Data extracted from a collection
= = = = = = =

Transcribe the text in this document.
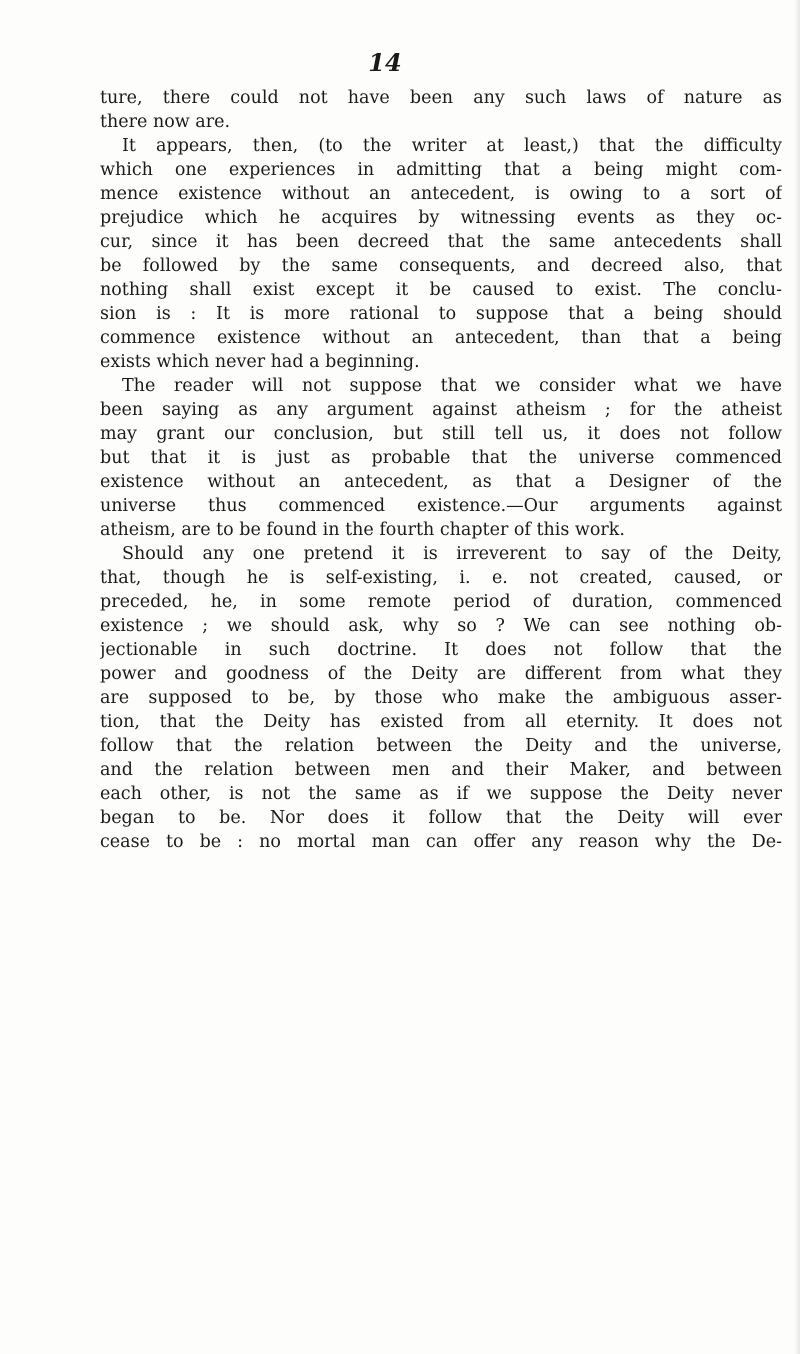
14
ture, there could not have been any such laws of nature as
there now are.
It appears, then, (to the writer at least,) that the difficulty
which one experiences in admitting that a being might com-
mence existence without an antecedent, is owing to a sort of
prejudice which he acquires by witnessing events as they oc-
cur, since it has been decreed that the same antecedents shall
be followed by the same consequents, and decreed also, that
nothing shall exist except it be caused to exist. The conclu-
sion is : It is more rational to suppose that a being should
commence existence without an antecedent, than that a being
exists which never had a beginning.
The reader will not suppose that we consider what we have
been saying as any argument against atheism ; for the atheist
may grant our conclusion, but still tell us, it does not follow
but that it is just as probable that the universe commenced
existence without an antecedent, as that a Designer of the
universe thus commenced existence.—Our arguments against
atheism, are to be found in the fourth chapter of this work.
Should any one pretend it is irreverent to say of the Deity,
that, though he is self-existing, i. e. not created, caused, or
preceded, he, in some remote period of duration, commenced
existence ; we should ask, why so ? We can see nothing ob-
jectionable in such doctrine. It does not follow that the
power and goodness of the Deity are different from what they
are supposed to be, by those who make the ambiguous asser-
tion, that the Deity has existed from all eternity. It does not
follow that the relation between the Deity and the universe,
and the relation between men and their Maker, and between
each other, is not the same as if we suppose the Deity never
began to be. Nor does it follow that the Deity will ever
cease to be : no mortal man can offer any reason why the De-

= = = = = = =

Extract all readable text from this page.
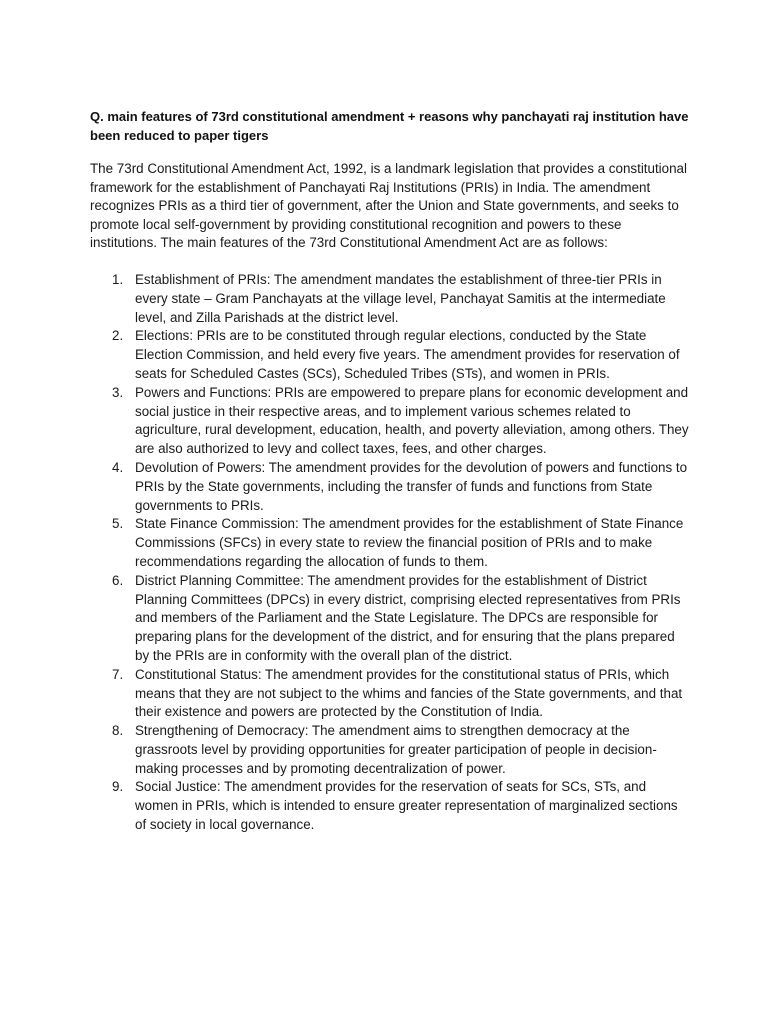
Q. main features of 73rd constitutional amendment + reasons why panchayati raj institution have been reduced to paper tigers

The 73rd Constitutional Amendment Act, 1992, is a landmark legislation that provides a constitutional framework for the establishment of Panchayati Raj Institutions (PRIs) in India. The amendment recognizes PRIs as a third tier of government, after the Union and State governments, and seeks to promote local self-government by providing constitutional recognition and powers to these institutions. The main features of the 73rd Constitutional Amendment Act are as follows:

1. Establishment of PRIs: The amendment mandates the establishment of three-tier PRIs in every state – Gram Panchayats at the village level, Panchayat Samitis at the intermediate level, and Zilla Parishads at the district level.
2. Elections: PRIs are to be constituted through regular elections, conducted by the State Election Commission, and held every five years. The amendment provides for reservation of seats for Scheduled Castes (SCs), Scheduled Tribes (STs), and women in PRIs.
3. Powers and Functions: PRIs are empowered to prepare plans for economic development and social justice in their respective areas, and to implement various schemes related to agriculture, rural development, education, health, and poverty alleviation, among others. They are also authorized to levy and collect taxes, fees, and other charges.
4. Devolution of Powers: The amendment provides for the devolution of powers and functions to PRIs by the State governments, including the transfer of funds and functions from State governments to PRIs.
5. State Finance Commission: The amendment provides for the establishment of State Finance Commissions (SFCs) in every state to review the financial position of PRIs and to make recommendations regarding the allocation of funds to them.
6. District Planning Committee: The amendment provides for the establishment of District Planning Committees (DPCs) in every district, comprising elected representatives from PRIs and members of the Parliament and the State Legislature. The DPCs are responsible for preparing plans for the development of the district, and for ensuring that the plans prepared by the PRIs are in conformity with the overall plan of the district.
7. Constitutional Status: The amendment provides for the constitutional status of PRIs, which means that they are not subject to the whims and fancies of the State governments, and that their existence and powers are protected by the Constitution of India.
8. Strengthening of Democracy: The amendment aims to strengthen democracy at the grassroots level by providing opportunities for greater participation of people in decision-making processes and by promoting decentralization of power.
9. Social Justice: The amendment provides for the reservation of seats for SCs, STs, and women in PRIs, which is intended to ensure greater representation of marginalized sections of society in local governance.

= = = = = = =

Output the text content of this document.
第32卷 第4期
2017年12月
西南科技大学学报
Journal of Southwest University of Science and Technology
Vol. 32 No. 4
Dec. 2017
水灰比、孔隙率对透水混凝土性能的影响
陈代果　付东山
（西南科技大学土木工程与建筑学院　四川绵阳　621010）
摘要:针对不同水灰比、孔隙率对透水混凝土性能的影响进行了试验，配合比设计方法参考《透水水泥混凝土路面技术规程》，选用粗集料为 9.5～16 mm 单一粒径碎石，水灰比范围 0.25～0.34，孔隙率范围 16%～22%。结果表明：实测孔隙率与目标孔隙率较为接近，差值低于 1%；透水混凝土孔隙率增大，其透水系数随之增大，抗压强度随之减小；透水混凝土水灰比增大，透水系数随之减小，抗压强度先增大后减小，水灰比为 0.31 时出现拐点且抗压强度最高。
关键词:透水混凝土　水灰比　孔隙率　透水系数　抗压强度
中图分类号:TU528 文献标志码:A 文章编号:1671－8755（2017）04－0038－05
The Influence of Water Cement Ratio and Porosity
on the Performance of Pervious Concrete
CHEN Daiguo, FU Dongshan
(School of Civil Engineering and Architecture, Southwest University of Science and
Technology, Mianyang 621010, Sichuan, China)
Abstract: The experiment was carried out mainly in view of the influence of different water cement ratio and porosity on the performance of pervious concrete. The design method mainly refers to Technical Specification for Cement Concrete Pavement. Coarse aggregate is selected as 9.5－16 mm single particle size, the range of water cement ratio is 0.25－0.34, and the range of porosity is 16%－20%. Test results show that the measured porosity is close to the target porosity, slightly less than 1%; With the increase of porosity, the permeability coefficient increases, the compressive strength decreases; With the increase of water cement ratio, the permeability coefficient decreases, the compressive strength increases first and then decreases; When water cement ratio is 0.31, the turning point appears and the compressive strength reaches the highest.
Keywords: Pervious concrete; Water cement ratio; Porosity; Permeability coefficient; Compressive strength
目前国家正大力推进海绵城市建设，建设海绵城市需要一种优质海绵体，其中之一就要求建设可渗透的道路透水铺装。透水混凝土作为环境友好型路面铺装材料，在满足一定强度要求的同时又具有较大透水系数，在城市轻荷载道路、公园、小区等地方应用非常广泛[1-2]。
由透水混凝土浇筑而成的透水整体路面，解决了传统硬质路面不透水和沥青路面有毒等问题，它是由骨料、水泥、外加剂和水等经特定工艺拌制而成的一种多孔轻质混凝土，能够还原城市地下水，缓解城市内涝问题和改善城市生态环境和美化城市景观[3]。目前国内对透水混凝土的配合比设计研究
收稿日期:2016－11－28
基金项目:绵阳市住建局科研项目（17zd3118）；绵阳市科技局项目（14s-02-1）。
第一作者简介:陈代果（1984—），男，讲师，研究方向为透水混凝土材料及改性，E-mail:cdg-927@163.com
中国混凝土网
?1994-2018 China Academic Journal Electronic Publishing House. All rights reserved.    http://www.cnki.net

= = = = = = =

**PROBLEM TO WORK ON:**
In the material above, find each line that contains the word "universe", and select it.

**RESULT OF THIS TASK:**
but that it is just as probable that the universe commenced
universe thus commenced existence.—Our arguments against
follow that the relation between the Deity and the universe,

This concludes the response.